» TASK OBJECTIVE
Copy each line of the records that contains the word "this".
#####
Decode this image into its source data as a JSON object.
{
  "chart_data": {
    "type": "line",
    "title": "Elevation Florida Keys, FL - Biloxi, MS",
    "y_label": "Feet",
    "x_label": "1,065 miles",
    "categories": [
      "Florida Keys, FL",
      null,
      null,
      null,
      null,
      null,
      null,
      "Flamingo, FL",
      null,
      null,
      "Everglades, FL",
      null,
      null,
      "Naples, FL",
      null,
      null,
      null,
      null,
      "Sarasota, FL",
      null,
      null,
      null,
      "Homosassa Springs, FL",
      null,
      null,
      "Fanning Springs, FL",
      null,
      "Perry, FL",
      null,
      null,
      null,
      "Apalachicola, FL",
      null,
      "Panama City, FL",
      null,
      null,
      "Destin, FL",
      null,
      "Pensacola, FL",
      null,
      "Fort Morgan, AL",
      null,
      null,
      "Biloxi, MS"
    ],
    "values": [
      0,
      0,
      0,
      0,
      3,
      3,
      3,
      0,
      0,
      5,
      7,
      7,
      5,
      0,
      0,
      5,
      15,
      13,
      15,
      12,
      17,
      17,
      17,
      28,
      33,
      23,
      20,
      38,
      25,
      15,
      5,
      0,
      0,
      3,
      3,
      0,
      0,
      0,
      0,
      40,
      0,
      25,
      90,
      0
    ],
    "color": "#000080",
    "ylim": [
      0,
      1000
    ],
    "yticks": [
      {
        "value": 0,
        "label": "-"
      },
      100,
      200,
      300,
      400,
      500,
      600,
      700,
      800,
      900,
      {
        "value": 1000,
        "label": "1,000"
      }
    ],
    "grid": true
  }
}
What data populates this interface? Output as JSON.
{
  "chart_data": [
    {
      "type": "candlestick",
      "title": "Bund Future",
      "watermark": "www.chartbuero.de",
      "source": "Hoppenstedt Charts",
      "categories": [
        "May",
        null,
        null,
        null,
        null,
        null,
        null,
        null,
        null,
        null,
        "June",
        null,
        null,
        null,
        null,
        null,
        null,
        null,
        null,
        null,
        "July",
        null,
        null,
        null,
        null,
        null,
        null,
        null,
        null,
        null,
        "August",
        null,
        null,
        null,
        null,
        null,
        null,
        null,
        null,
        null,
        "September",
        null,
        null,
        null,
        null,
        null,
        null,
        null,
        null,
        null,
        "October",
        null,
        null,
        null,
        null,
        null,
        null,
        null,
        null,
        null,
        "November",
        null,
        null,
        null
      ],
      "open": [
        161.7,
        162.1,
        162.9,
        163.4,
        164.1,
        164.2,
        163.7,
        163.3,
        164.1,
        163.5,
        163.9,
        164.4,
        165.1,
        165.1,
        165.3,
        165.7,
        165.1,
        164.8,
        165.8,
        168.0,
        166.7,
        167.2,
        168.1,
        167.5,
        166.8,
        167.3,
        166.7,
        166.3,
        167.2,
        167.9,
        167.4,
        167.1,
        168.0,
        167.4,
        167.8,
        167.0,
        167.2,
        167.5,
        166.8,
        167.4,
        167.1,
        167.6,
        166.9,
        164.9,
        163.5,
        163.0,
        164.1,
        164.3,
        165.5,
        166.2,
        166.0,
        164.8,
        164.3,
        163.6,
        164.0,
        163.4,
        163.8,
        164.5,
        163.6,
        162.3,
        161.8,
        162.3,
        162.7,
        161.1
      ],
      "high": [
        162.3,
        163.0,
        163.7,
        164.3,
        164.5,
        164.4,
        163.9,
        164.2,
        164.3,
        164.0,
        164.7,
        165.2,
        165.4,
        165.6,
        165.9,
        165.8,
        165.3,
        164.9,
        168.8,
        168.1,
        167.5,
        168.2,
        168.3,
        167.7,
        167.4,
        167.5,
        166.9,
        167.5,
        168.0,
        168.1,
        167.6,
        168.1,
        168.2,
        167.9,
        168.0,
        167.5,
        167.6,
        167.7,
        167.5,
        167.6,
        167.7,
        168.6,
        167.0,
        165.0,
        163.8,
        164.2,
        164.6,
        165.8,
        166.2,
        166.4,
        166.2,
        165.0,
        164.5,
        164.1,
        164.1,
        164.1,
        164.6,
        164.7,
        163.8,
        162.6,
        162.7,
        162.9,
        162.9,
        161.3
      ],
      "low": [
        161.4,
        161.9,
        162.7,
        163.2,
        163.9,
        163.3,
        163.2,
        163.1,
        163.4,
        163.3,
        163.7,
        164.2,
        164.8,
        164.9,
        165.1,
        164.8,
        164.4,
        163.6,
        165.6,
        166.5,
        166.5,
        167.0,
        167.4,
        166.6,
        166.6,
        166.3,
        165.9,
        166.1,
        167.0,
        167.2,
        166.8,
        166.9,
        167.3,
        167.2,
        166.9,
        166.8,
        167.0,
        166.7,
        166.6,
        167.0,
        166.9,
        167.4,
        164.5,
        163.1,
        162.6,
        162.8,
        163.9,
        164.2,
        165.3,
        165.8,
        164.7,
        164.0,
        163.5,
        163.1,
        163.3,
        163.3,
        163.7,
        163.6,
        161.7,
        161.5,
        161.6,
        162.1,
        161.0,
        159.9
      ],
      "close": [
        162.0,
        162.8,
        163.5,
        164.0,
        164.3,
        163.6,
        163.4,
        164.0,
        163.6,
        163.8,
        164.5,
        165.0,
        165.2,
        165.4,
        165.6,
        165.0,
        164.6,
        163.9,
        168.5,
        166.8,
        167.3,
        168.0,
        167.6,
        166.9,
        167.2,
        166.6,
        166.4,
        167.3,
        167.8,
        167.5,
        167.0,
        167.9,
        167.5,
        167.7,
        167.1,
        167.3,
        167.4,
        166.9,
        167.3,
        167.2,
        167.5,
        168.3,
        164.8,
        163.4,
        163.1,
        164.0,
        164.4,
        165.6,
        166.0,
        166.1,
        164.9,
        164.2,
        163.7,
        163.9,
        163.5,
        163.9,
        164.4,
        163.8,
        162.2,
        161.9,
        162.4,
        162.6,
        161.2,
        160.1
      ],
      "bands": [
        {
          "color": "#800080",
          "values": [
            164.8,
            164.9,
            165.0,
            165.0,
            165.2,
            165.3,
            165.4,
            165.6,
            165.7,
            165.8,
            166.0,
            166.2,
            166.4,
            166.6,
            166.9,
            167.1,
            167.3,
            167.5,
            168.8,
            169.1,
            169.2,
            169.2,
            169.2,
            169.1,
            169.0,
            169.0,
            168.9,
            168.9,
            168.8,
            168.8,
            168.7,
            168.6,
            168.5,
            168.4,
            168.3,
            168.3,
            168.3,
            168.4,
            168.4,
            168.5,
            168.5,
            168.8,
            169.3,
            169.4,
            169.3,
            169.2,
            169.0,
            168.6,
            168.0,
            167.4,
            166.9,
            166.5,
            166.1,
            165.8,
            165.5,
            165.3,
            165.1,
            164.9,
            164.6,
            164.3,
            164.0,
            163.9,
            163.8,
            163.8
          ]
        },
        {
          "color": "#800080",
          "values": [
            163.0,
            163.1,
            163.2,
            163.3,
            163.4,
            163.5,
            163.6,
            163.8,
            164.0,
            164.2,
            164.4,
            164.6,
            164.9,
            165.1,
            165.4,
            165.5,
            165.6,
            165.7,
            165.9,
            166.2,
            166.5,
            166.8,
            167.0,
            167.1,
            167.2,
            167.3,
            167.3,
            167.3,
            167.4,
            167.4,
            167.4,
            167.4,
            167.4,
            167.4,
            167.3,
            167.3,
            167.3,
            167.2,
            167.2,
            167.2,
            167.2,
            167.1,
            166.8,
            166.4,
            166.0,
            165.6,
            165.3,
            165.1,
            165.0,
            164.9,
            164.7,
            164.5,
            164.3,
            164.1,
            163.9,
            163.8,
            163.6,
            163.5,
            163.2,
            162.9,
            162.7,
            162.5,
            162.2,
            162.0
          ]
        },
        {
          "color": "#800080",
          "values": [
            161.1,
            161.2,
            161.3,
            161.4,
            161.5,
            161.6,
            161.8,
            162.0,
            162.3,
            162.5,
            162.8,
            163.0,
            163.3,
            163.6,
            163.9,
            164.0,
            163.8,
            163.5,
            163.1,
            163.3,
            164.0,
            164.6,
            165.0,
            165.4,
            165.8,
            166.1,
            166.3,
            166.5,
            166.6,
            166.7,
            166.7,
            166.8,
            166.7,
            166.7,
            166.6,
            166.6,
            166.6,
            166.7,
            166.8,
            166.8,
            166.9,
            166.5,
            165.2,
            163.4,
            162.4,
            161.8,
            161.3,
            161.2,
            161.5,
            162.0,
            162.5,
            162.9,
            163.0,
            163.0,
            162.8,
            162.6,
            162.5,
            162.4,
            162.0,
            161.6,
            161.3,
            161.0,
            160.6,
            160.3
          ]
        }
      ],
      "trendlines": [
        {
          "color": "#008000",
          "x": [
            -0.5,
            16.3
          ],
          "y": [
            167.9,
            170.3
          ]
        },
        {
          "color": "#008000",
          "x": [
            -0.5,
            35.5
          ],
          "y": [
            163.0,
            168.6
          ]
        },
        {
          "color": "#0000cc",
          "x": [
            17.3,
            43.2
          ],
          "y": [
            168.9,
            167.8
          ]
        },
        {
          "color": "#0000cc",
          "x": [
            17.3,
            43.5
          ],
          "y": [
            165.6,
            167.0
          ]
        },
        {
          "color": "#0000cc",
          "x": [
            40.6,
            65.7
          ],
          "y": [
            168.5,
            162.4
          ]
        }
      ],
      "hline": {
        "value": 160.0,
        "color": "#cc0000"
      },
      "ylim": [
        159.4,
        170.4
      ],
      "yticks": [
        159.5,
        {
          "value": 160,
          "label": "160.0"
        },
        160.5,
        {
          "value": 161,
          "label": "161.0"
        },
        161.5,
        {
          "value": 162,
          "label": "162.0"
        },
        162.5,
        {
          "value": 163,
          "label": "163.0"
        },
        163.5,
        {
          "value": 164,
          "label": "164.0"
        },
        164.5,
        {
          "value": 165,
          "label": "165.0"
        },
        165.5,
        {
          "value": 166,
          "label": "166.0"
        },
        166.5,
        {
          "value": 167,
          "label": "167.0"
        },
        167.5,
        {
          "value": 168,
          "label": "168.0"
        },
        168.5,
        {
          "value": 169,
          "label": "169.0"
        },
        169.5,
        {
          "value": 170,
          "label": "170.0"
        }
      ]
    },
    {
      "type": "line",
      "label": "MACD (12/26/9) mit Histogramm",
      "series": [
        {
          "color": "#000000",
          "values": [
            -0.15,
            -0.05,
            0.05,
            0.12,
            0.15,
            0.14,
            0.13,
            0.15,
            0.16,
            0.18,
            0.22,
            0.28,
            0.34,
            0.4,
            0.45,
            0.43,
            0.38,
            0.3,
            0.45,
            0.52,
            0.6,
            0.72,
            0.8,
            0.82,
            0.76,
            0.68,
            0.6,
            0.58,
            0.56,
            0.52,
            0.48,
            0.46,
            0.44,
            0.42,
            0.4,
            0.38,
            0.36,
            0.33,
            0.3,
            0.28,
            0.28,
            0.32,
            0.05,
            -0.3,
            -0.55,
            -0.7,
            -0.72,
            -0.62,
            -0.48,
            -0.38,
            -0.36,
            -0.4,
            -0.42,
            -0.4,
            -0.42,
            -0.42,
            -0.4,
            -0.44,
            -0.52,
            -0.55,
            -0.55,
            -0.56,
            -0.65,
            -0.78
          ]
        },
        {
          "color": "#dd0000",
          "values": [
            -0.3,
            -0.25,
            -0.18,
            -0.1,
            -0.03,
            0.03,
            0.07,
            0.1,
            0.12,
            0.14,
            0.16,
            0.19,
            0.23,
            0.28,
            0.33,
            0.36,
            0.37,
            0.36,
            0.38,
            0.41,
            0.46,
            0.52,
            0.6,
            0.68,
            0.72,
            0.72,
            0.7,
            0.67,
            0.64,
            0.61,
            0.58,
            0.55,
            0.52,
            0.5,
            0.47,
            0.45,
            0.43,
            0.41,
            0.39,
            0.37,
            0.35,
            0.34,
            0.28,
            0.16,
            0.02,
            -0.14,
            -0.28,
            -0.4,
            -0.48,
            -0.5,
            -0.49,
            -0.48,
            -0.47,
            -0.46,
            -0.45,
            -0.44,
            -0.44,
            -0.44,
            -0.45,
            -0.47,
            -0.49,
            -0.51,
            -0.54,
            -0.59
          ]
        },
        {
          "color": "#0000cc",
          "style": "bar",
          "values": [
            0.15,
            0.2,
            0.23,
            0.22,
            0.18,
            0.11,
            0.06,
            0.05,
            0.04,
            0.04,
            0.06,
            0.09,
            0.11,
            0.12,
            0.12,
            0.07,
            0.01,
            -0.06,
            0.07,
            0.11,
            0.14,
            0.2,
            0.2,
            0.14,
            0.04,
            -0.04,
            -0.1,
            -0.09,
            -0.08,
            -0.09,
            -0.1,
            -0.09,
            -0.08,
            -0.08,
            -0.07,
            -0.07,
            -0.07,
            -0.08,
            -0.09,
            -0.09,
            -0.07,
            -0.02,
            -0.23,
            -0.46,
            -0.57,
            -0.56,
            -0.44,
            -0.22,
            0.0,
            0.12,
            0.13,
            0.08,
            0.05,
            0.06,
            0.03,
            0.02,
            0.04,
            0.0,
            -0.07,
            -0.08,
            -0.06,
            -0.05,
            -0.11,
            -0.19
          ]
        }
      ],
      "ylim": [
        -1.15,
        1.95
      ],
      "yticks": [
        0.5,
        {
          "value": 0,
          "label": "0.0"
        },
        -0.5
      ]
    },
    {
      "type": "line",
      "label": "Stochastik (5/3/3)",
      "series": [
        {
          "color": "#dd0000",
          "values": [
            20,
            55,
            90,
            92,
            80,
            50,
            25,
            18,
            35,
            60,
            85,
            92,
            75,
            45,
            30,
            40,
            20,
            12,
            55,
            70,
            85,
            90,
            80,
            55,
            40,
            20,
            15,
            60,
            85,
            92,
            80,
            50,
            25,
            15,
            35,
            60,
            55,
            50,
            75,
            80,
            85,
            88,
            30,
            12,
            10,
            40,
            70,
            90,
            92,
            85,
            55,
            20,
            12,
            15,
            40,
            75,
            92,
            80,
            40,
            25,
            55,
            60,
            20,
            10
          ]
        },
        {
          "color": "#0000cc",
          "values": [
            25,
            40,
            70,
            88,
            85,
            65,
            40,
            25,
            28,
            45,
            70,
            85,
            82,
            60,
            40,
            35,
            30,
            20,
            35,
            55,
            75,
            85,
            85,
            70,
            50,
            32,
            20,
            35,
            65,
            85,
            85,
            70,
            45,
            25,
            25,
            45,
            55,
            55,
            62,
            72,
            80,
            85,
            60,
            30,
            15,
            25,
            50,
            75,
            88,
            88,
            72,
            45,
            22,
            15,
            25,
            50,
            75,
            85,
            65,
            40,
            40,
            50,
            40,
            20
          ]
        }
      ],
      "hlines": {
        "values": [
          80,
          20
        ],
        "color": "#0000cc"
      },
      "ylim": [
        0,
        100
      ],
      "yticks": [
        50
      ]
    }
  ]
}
#####
» TASK RESPONSE
Decode this image into its source data as a JSON object.
What data populates this interface? Output as JSON.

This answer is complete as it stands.